[Part of a data file]
****************************************
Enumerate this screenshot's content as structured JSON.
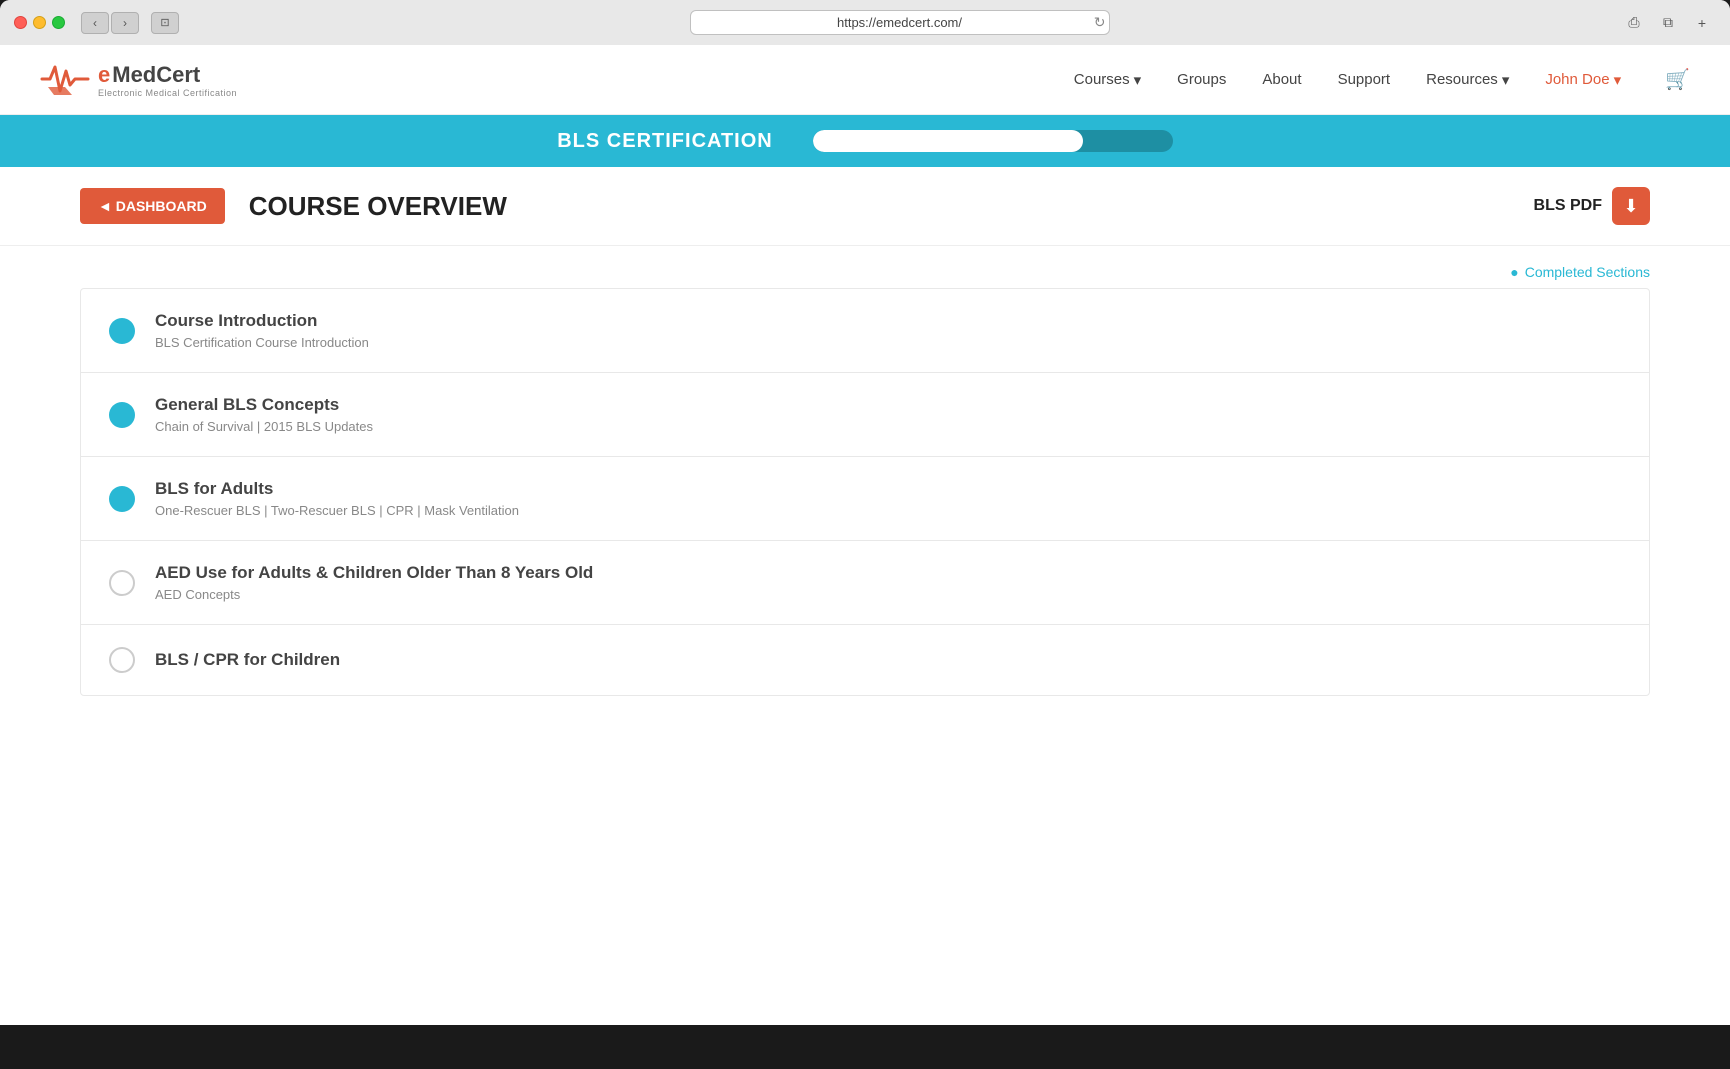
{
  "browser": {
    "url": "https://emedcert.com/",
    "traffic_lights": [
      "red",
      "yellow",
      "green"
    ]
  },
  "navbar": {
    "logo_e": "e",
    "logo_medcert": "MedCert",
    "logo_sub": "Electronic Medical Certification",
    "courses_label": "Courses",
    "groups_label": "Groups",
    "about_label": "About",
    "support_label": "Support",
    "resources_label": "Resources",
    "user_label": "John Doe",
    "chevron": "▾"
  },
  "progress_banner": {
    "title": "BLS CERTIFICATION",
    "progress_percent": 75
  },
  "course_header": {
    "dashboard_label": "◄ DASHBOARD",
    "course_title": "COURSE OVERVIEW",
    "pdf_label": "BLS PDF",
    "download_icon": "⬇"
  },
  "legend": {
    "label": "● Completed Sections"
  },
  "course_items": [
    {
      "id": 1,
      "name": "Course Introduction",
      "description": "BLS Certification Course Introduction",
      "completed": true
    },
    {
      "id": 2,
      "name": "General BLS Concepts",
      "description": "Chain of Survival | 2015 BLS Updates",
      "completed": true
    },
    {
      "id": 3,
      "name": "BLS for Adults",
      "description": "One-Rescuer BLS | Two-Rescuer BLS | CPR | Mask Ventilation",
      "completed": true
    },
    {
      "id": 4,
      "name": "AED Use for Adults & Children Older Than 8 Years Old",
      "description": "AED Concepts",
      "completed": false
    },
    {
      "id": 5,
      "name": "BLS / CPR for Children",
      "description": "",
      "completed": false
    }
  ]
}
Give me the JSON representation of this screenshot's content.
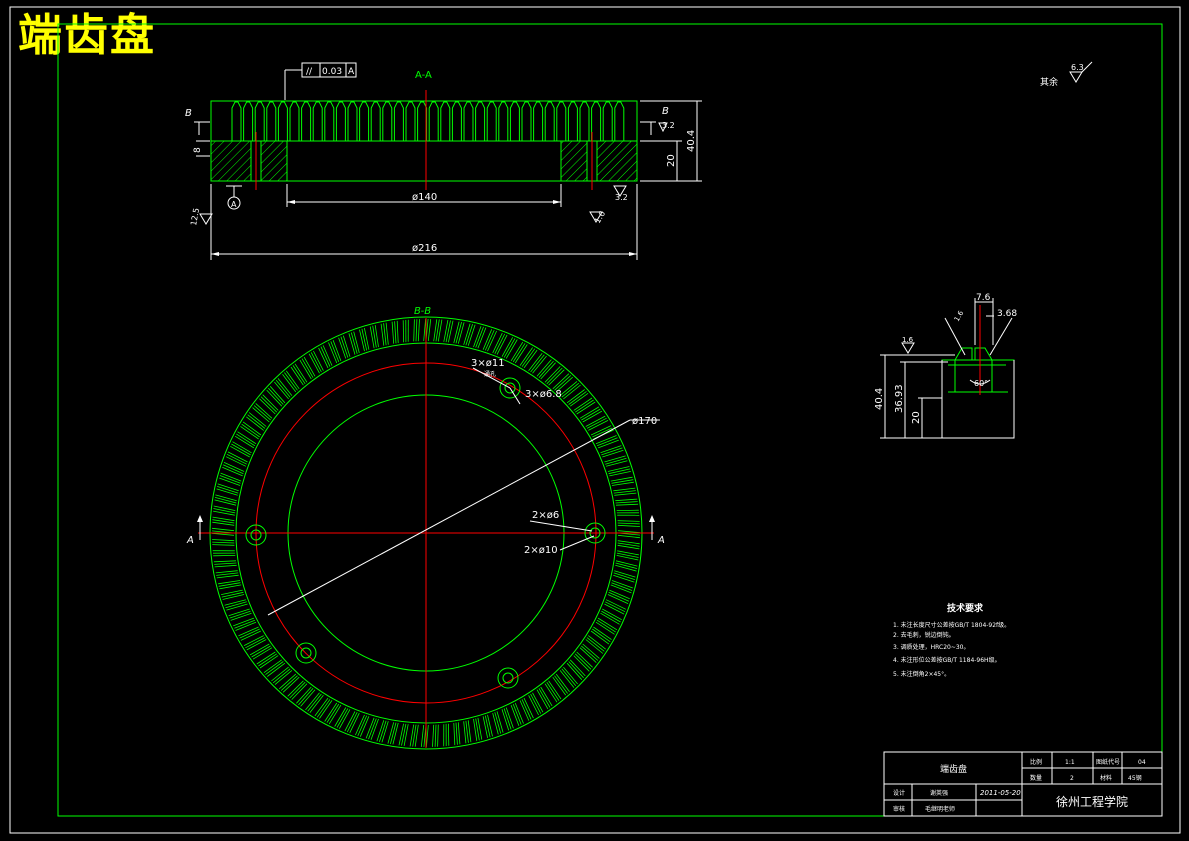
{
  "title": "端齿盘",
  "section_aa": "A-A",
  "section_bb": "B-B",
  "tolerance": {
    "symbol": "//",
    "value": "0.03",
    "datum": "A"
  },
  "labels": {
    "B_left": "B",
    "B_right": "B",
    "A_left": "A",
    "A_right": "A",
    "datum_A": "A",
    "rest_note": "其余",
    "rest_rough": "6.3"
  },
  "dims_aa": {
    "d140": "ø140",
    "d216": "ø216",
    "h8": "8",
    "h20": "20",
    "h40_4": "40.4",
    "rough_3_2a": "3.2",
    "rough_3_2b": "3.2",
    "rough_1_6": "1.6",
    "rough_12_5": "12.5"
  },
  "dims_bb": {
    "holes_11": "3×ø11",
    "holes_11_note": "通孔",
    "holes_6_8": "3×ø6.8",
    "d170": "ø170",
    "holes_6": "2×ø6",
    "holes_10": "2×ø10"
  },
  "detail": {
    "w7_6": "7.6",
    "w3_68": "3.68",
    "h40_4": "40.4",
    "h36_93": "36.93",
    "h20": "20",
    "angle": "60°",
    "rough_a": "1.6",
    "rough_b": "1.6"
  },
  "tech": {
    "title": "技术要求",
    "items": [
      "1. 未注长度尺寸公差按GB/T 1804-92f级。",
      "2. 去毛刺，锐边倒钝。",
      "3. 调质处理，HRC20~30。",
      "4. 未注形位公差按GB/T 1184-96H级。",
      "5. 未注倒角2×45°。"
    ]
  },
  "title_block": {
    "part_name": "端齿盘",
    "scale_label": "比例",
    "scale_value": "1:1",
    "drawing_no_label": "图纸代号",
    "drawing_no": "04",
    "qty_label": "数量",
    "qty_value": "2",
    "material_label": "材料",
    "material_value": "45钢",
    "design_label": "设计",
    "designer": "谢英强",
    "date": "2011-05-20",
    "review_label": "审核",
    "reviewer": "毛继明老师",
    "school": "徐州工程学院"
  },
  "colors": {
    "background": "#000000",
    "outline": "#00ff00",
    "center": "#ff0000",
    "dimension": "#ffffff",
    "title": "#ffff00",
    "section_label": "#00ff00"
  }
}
****************************************
▶ [Directions] Quote in full the listing given above; the images are to be left out.

▶ [Result]
Enumerate this screenshot's content as structured JSON.
{
  "browser": {
    "url": "https://emedcert.com/",
    "traffic_lights": [
      "red",
      "yellow",
      "green"
    ]
  },
  "navbar": {
    "logo_e": "e",
    "logo_medcert": "MedCert",
    "logo_sub": "Electronic Medical Certification",
    "courses_label": "Courses",
    "groups_label": "Groups",
    "about_label": "About",
    "support_label": "Support",
    "resources_label": "Resources",
    "user_label": "John Doe",
    "chevron": "▾"
  },
  "progress_banner": {
    "title": "BLS CERTIFICATION",
    "progress_percent": 75
  },
  "course_header": {
    "dashboard_label": "◄ DASHBOARD",
    "course_title": "COURSE OVERVIEW",
    "pdf_label": "BLS PDF",
    "download_icon": "⬇"
  },
  "legend": {
    "label": "● Completed Sections"
  },
  "course_items": [
    {
      "id": 1,
      "name": "Course Introduction",
      "description": "BLS Certification Course Introduction",
      "completed": true
    },
    {
      "id": 2,
      "name": "General BLS Concepts",
      "description": "Chain of Survival | 2015 BLS Updates",
      "completed": true
    },
    {
      "id": 3,
      "name": "BLS for Adults",
      "description": "One-Rescuer BLS | Two-Rescuer BLS | CPR | Mask Ventilation",
      "completed": true
    },
    {
      "id": 4,
      "name": "AED Use for Adults & Children Older Than 8 Years Old",
      "description": "AED Concepts",
      "completed": false
    },
    {
      "id": 5,
      "name": "BLS / CPR for Children",
      "description": "",
      "completed": false
    }
  ]
}
Give me the JSON representation of this screenshot's content.
{
  "title": "端齿盘",
  "section_aa": "A-A",
  "section_bb": "B-B",
  "tolerance": {
    "symbol": "//",
    "value": "0.03",
    "datum": "A"
  },
  "labels": {
    "B_left": "B",
    "B_right": "B",
    "A_left": "A",
    "A_right": "A",
    "datum_A": "A",
    "rest_note": "其余",
    "rest_rough": "6.3"
  },
  "dims_aa": {
    "d140": "ø140",
    "d216": "ø216",
    "h8": "8",
    "h20": "20",
    "h40_4": "40.4",
    "rough_3_2a": "3.2",
    "rough_3_2b": "3.2",
    "rough_1_6": "1.6",
    "rough_12_5": "12.5"
  },
  "dims_bb": {
    "holes_11": "3×ø11",
    "holes_11_note": "通孔",
    "holes_6_8": "3×ø6.8",
    "d170": "ø170",
    "holes_6": "2×ø6",
    "holes_10": "2×ø10"
  },
  "detail": {
    "w7_6": "7.6",
    "w3_68": "3.68",
    "h40_4": "40.4",
    "h36_93": "36.93",
    "h20": "20",
    "angle": "60°",
    "rough_a": "1.6",
    "rough_b": "1.6"
  },
  "tech": {
    "title": "技术要求",
    "items": [
      "1. 未注长度尺寸公差按GB/T 1804-92f级。",
      "2. 去毛刺，锐边倒钝。",
      "3. 调质处理，HRC20~30。",
      "4. 未注形位公差按GB/T 1184-96H级。",
      "5. 未注倒角2×45°。"
    ]
  },
  "title_block": {
    "part_name": "端齿盘",
    "scale_label": "比例",
    "scale_value": "1:1",
    "drawing_no_label": "图纸代号",
    "drawing_no": "04",
    "qty_label": "数量",
    "qty_value": "2",
    "material_label": "材料",
    "material_value": "45钢",
    "design_label": "设计",
    "designer": "谢英强",
    "date": "2011-05-20",
    "review_label": "审核",
    "reviewer": "毛继明老师",
    "school": "徐州工程学院"
  },
  "colors": {
    "background": "#000000",
    "outline": "#00ff00",
    "center": "#ff0000",
    "dimension": "#ffffff",
    "title": "#ffff00",
    "section_label": "#00ff00"
  }
}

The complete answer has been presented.